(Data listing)

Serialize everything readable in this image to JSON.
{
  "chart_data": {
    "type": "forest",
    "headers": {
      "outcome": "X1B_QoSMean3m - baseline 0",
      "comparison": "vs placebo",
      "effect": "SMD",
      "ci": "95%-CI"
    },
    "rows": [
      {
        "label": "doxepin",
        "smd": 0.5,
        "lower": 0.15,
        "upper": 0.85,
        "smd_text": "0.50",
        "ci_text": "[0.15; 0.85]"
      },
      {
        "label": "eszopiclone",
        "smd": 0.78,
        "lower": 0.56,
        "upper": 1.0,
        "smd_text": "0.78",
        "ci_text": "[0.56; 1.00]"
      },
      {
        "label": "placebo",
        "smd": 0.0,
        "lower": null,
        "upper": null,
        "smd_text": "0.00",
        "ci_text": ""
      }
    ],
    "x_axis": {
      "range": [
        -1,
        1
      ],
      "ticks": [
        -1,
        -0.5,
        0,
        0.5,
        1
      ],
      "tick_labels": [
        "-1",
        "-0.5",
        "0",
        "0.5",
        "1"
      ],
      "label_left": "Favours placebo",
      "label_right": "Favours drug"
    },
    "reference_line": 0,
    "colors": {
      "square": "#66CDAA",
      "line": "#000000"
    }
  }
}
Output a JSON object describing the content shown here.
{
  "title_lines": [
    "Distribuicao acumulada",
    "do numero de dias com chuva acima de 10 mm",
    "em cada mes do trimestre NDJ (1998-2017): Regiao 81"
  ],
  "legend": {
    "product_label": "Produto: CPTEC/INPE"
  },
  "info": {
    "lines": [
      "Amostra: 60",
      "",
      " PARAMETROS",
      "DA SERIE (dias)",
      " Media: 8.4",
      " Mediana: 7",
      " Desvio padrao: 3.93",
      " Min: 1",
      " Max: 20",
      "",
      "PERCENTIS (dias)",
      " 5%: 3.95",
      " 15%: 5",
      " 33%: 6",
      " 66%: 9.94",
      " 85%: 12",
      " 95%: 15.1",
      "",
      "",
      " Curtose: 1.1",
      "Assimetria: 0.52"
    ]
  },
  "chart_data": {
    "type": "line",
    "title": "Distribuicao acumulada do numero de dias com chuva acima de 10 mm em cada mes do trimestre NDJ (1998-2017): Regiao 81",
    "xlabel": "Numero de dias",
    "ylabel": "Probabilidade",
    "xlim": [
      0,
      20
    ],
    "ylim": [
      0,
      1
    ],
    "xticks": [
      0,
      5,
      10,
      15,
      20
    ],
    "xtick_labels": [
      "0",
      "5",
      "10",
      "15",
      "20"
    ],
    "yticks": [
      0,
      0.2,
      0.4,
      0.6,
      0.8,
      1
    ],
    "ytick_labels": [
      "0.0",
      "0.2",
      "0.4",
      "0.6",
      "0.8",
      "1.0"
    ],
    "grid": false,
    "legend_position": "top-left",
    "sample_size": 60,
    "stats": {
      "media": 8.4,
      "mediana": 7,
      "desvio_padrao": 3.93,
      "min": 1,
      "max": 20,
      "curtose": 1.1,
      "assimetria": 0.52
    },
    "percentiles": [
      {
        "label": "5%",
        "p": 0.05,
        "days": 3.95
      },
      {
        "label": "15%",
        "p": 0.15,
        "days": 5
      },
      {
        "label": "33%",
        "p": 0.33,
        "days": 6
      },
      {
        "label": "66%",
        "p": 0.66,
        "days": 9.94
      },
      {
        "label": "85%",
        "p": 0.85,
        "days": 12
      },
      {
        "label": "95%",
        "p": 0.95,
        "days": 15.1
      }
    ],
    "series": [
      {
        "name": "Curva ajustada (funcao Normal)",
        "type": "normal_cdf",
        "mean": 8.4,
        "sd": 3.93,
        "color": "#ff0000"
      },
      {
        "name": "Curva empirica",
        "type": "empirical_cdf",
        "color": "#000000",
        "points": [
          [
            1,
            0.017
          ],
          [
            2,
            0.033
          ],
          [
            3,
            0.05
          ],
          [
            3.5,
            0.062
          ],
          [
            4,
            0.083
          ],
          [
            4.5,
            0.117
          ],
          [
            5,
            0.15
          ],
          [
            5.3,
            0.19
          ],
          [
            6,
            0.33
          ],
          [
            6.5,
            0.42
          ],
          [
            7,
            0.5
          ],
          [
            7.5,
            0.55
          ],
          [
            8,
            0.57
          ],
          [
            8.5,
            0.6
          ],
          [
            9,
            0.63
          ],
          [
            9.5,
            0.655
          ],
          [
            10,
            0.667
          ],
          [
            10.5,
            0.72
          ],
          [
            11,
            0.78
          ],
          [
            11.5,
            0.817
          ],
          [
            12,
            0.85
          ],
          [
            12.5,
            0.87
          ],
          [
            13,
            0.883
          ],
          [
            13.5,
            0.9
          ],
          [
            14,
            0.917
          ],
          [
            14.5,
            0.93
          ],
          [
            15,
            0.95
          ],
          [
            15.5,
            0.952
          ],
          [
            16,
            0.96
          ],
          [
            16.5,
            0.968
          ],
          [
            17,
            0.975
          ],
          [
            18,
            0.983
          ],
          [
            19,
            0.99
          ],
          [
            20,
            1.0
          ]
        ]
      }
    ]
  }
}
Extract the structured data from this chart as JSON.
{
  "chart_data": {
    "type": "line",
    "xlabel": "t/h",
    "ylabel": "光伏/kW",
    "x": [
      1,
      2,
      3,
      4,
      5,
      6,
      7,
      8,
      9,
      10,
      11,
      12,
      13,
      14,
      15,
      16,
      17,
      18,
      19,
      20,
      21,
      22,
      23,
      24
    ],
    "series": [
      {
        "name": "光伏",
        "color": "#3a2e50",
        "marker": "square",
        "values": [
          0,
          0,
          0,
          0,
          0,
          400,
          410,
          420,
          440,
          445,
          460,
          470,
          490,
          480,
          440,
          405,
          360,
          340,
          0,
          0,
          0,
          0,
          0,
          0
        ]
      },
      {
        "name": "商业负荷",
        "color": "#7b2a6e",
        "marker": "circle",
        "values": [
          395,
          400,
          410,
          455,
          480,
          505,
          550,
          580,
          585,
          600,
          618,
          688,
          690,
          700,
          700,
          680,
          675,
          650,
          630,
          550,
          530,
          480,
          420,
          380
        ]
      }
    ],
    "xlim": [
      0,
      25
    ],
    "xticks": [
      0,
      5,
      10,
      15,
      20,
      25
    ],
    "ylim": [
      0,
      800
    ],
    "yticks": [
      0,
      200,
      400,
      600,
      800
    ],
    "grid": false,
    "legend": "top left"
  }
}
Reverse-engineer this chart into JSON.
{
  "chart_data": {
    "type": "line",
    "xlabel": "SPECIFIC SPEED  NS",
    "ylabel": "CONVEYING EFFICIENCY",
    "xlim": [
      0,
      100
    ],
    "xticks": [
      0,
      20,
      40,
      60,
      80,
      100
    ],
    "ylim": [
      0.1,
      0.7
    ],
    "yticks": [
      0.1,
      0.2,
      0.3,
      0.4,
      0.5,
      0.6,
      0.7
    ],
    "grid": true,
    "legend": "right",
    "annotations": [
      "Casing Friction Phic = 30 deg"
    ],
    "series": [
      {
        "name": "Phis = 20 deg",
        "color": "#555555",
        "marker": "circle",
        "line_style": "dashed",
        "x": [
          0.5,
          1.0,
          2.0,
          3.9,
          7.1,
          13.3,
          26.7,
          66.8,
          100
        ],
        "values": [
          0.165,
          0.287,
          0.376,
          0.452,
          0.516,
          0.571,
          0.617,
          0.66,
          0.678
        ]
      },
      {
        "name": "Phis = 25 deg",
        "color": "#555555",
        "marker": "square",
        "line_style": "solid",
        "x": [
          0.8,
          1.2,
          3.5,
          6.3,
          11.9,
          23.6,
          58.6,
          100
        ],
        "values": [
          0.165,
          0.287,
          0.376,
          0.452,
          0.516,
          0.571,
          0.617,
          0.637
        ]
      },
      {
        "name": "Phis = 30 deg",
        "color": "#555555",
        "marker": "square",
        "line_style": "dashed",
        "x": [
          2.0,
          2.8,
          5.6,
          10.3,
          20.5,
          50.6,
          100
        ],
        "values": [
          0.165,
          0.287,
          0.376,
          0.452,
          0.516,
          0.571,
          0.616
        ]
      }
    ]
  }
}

Exercise objective =
From the data above, copy each line that has the string "acumulada".

Written solution =
    "Distribuicao acumulada",
    "title": "Distribuicao acumulada do numero de dias com chuva acima de 10 mm em cada mes do trimestre NDJ (1998-2017): Regiao 81",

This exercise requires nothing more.